> [SHORT PROBLEM]
Will you transcribe all the entries word for word, skipping the pictures they hold?

> [ENTRIES SHOWN]
# # # # #
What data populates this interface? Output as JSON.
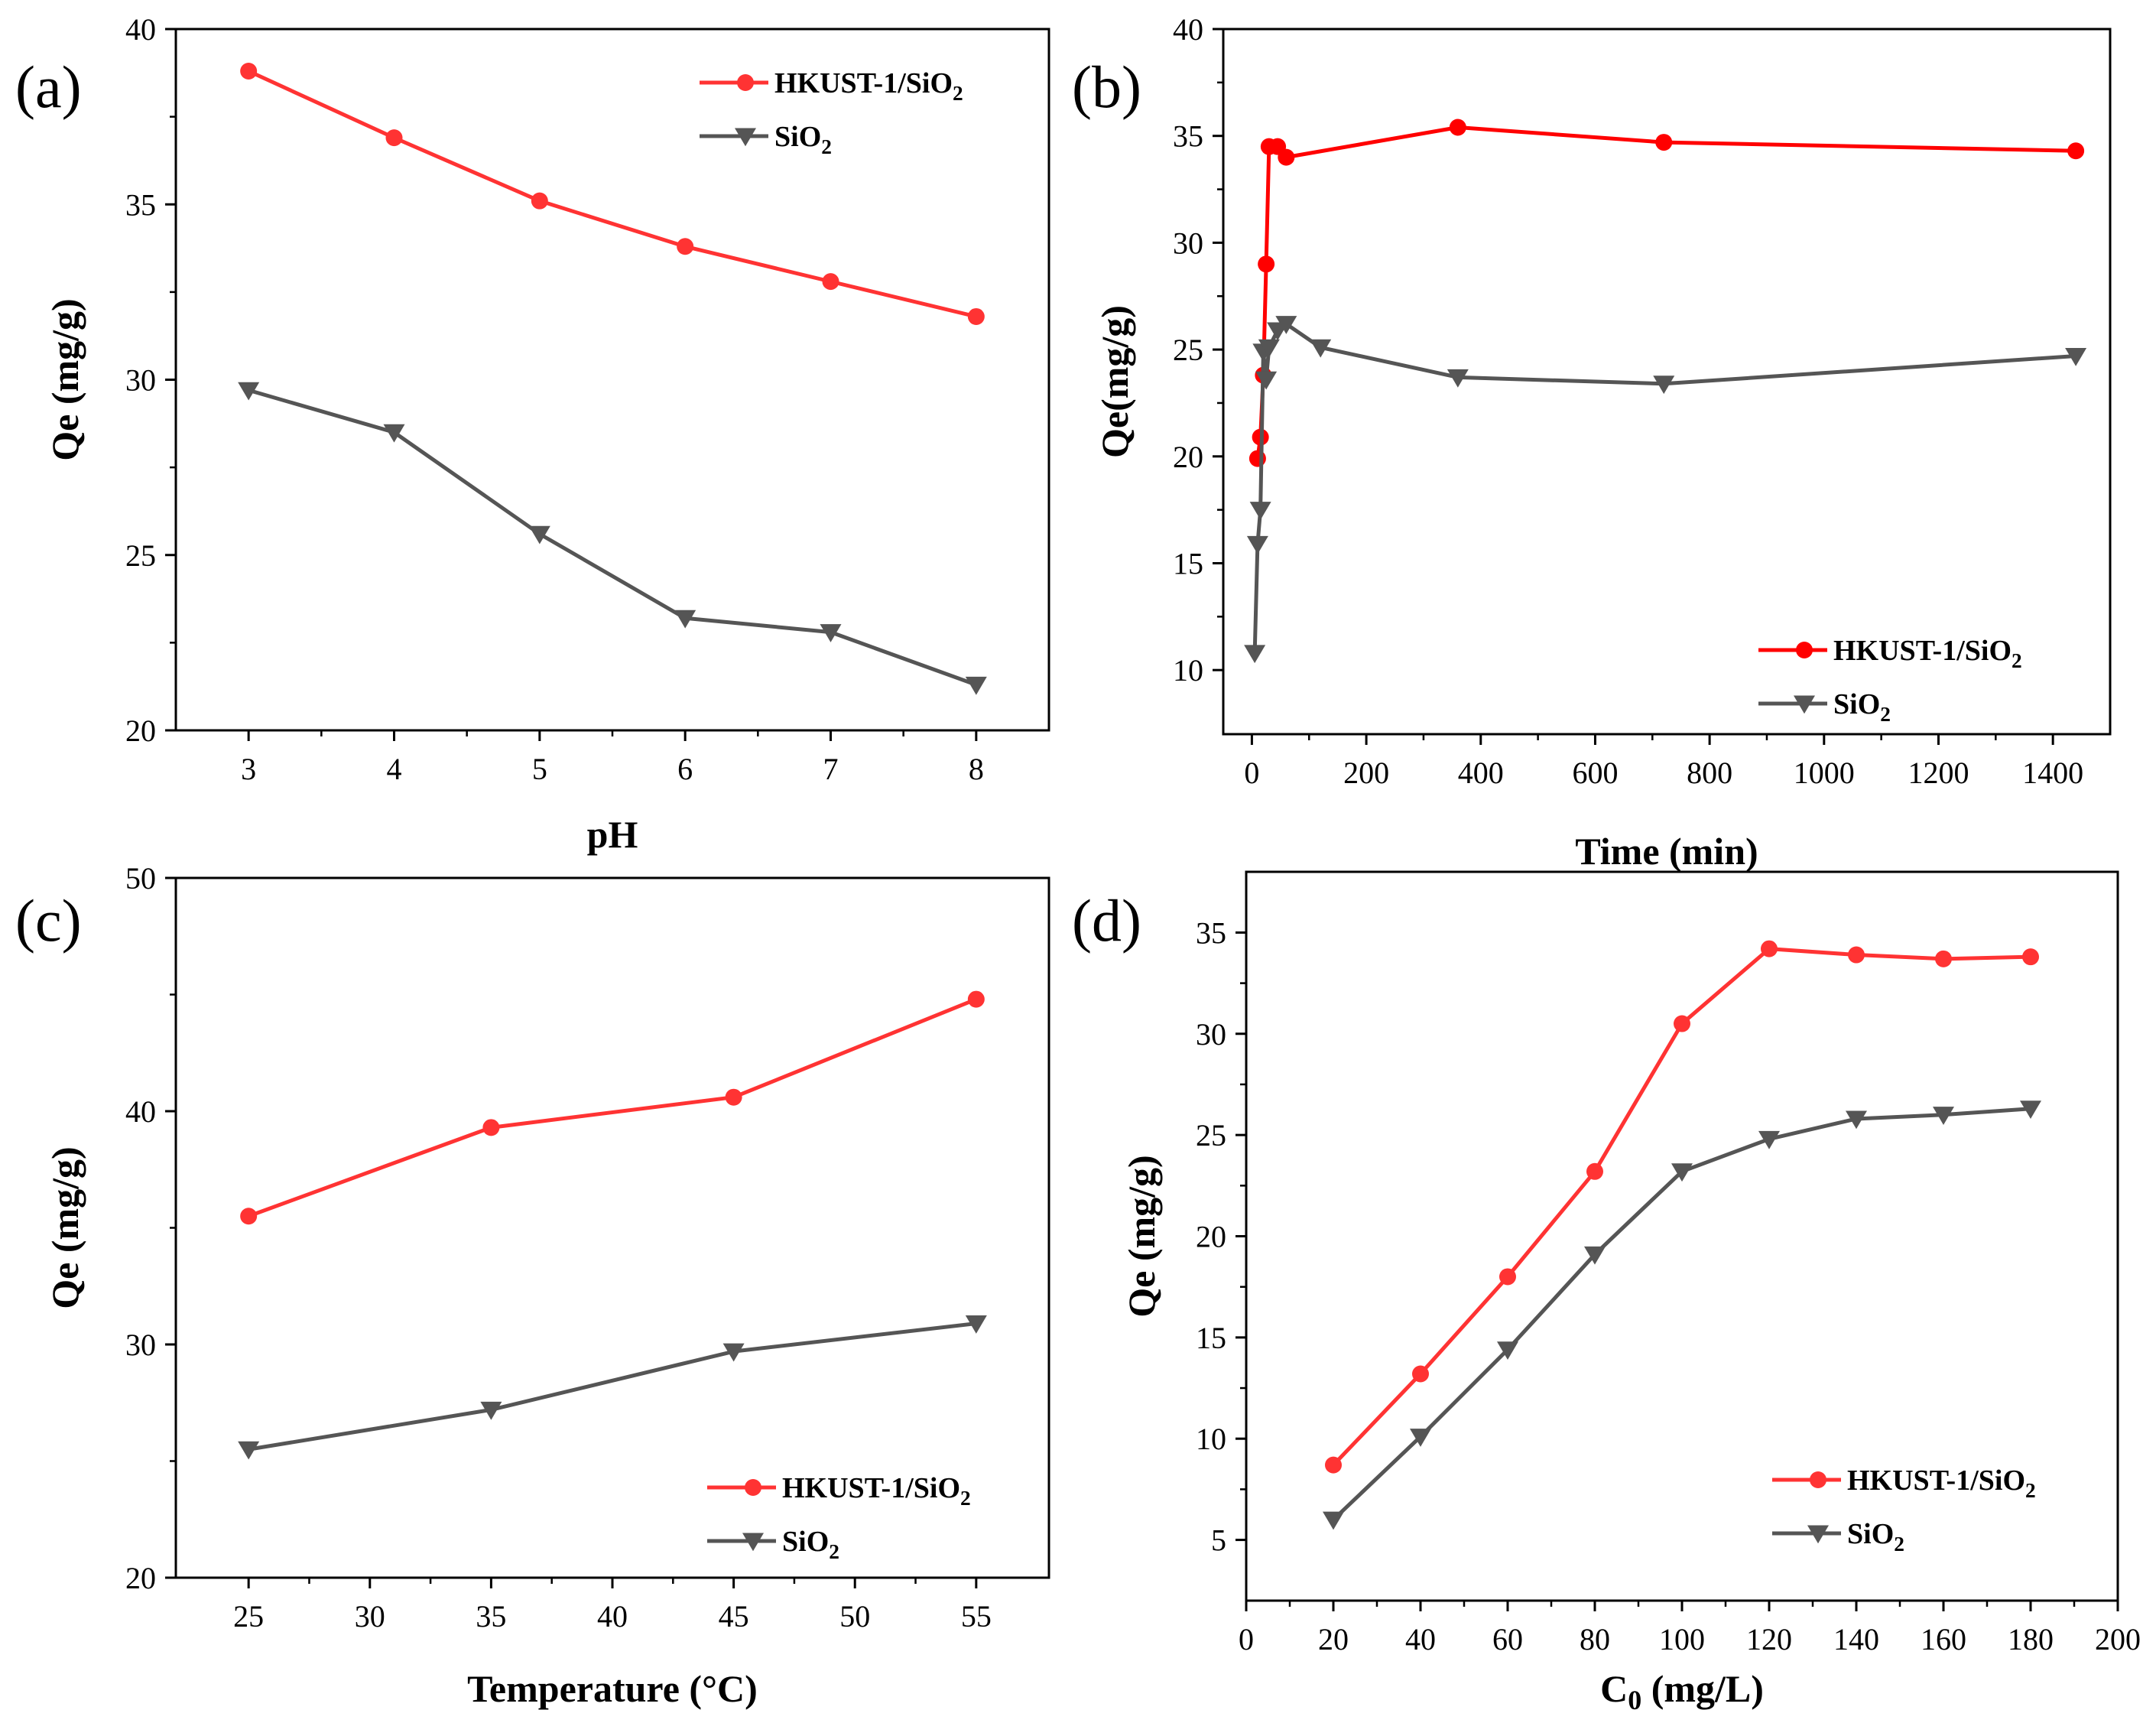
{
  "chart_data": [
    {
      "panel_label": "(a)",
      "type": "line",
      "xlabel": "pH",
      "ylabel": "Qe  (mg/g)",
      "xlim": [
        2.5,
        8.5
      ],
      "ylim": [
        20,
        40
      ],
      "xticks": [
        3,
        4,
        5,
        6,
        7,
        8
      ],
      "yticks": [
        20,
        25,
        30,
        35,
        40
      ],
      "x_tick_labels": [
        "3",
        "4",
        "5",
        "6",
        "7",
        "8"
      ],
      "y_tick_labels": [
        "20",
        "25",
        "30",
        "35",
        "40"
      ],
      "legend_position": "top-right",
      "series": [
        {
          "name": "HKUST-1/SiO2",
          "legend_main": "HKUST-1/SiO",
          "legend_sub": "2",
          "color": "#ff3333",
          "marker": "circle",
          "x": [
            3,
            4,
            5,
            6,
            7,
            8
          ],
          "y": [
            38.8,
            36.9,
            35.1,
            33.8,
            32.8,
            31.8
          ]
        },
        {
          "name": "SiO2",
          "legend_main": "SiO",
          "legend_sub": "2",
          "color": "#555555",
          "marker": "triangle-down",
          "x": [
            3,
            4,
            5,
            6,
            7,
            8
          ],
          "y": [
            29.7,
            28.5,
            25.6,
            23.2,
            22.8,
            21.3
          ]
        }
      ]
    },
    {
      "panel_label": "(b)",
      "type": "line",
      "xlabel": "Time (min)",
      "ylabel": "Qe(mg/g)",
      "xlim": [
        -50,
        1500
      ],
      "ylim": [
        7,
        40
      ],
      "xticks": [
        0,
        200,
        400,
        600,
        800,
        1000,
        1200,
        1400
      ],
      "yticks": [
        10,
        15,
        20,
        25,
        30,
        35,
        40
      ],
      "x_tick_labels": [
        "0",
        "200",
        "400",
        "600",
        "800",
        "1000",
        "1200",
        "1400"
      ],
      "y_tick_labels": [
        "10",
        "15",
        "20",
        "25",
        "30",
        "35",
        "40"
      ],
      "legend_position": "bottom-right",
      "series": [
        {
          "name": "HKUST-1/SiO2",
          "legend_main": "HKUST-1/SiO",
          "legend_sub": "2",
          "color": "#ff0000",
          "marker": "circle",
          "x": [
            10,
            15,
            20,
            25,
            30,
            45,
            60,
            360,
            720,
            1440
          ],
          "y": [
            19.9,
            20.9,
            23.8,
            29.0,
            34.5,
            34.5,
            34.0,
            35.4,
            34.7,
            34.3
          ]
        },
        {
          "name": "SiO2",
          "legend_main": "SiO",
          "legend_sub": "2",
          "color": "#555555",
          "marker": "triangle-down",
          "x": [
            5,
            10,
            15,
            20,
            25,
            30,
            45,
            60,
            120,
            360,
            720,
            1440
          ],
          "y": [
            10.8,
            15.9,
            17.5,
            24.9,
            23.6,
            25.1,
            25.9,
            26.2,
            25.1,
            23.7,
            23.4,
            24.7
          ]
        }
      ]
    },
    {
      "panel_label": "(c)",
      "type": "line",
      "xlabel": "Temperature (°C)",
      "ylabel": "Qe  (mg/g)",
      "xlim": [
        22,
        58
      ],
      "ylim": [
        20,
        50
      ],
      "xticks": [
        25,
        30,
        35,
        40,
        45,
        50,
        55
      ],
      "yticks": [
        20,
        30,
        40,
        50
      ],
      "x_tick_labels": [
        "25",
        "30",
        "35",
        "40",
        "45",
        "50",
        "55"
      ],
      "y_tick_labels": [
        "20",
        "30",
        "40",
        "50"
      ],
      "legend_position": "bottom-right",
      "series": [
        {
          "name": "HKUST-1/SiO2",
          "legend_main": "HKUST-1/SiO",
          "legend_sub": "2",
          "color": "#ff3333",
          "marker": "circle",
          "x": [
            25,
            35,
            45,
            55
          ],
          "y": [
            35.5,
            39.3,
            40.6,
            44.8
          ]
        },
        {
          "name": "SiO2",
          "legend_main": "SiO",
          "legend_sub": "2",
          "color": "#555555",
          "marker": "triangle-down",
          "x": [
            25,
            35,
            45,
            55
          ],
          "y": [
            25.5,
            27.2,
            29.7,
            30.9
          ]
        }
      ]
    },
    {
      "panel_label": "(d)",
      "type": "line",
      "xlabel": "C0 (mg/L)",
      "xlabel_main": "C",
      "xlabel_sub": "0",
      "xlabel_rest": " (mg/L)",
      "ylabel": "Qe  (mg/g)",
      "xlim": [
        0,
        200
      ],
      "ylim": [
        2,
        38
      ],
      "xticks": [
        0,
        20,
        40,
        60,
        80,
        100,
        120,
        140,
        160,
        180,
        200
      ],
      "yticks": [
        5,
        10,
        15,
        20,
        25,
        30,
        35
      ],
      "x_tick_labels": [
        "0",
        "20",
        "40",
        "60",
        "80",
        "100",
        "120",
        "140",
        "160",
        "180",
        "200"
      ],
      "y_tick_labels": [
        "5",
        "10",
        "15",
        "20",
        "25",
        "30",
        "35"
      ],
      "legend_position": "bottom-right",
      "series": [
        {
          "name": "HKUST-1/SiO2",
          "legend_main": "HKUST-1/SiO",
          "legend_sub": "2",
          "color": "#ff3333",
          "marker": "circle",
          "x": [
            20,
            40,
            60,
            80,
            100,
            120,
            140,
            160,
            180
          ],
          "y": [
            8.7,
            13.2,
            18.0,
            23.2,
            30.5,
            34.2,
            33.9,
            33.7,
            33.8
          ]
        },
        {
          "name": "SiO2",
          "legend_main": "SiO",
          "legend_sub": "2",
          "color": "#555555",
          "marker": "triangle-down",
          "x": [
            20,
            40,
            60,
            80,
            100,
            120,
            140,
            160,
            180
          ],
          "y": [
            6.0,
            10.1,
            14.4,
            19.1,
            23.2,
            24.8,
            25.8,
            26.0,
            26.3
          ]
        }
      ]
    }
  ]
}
# # # # #
> [WORKED ANSWER]
What data populates this interface? Output as JSON.
{
  "chart_data": [
    {
      "panel_label": "(a)",
      "type": "line",
      "xlabel": "pH",
      "ylabel": "Qe  (mg/g)",
      "xlim": [
        2.5,
        8.5
      ],
      "ylim": [
        20,
        40
      ],
      "xticks": [
        3,
        4,
        5,
        6,
        7,
        8
      ],
      "yticks": [
        20,
        25,
        30,
        35,
        40
      ],
      "x_tick_labels": [
        "3",
        "4",
        "5",
        "6",
        "7",
        "8"
      ],
      "y_tick_labels": [
        "20",
        "25",
        "30",
        "35",
        "40"
      ],
      "legend_position": "top-right",
      "series": [
        {
          "name": "HKUST-1/SiO2",
          "legend_main": "HKUST-1/SiO",
          "legend_sub": "2",
          "color": "#ff3333",
          "marker": "circle",
          "x": [
            3,
            4,
            5,
            6,
            7,
            8
          ],
          "y": [
            38.8,
            36.9,
            35.1,
            33.8,
            32.8,
            31.8
          ]
        },
        {
          "name": "SiO2",
          "legend_main": "SiO",
          "legend_sub": "2",
          "color": "#555555",
          "marker": "triangle-down",
          "x": [
            3,
            4,
            5,
            6,
            7,
            8
          ],
          "y": [
            29.7,
            28.5,
            25.6,
            23.2,
            22.8,
            21.3
          ]
        }
      ]
    },
    {
      "panel_label": "(b)",
      "type": "line",
      "xlabel": "Time (min)",
      "ylabel": "Qe(mg/g)",
      "xlim": [
        -50,
        1500
      ],
      "ylim": [
        7,
        40
      ],
      "xticks": [
        0,
        200,
        400,
        600,
        800,
        1000,
        1200,
        1400
      ],
      "yticks": [
        10,
        15,
        20,
        25,
        30,
        35,
        40
      ],
      "x_tick_labels": [
        "0",
        "200",
        "400",
        "600",
        "800",
        "1000",
        "1200",
        "1400"
      ],
      "y_tick_labels": [
        "10",
        "15",
        "20",
        "25",
        "30",
        "35",
        "40"
      ],
      "legend_position": "bottom-right",
      "series": [
        {
          "name": "HKUST-1/SiO2",
          "legend_main": "HKUST-1/SiO",
          "legend_sub": "2",
          "color": "#ff0000",
          "marker": "circle",
          "x": [
            10,
            15,
            20,
            25,
            30,
            45,
            60,
            360,
            720,
            1440
          ],
          "y": [
            19.9,
            20.9,
            23.8,
            29.0,
            34.5,
            34.5,
            34.0,
            35.4,
            34.7,
            34.3
          ]
        },
        {
          "name": "SiO2",
          "legend_main": "SiO",
          "legend_sub": "2",
          "color": "#555555",
          "marker": "triangle-down",
          "x": [
            5,
            10,
            15,
            20,
            25,
            30,
            45,
            60,
            120,
            360,
            720,
            1440
          ],
          "y": [
            10.8,
            15.9,
            17.5,
            24.9,
            23.6,
            25.1,
            25.9,
            26.2,
            25.1,
            23.7,
            23.4,
            24.7
          ]
        }
      ]
    },
    {
      "panel_label": "(c)",
      "type": "line",
      "xlabel": "Temperature (°C)",
      "ylabel": "Qe  (mg/g)",
      "xlim": [
        22,
        58
      ],
      "ylim": [
        20,
        50
      ],
      "xticks": [
        25,
        30,
        35,
        40,
        45,
        50,
        55
      ],
      "yticks": [
        20,
        30,
        40,
        50
      ],
      "x_tick_labels": [
        "25",
        "30",
        "35",
        "40",
        "45",
        "50",
        "55"
      ],
      "y_tick_labels": [
        "20",
        "30",
        "40",
        "50"
      ],
      "legend_position": "bottom-right",
      "series": [
        {
          "name": "HKUST-1/SiO2",
          "legend_main": "HKUST-1/SiO",
          "legend_sub": "2",
          "color": "#ff3333",
          "marker": "circle",
          "x": [
            25,
            35,
            45,
            55
          ],
          "y": [
            35.5,
            39.3,
            40.6,
            44.8
          ]
        },
        {
          "name": "SiO2",
          "legend_main": "SiO",
          "legend_sub": "2",
          "color": "#555555",
          "marker": "triangle-down",
          "x": [
            25,
            35,
            45,
            55
          ],
          "y": [
            25.5,
            27.2,
            29.7,
            30.9
          ]
        }
      ]
    },
    {
      "panel_label": "(d)",
      "type": "line",
      "xlabel": "C0 (mg/L)",
      "xlabel_main": "C",
      "xlabel_sub": "0",
      "xlabel_rest": " (mg/L)",
      "ylabel": "Qe  (mg/g)",
      "xlim": [
        0,
        200
      ],
      "ylim": [
        2,
        38
      ],
      "xticks": [
        0,
        20,
        40,
        60,
        80,
        100,
        120,
        140,
        160,
        180,
        200
      ],
      "yticks": [
        5,
        10,
        15,
        20,
        25,
        30,
        35
      ],
      "x_tick_labels": [
        "0",
        "20",
        "40",
        "60",
        "80",
        "100",
        "120",
        "140",
        "160",
        "180",
        "200"
      ],
      "y_tick_labels": [
        "5",
        "10",
        "15",
        "20",
        "25",
        "30",
        "35"
      ],
      "legend_position": "bottom-right",
      "series": [
        {
          "name": "HKUST-1/SiO2",
          "legend_main": "HKUST-1/SiO",
          "legend_sub": "2",
          "color": "#ff3333",
          "marker": "circle",
          "x": [
            20,
            40,
            60,
            80,
            100,
            120,
            140,
            160,
            180
          ],
          "y": [
            8.7,
            13.2,
            18.0,
            23.2,
            30.5,
            34.2,
            33.9,
            33.7,
            33.8
          ]
        },
        {
          "name": "SiO2",
          "legend_main": "SiO",
          "legend_sub": "2",
          "color": "#555555",
          "marker": "triangle-down",
          "x": [
            20,
            40,
            60,
            80,
            100,
            120,
            140,
            160,
            180
          ],
          "y": [
            6.0,
            10.1,
            14.4,
            19.1,
            23.2,
            24.8,
            25.8,
            26.0,
            26.3
          ]
        }
      ]
    }
  ]
}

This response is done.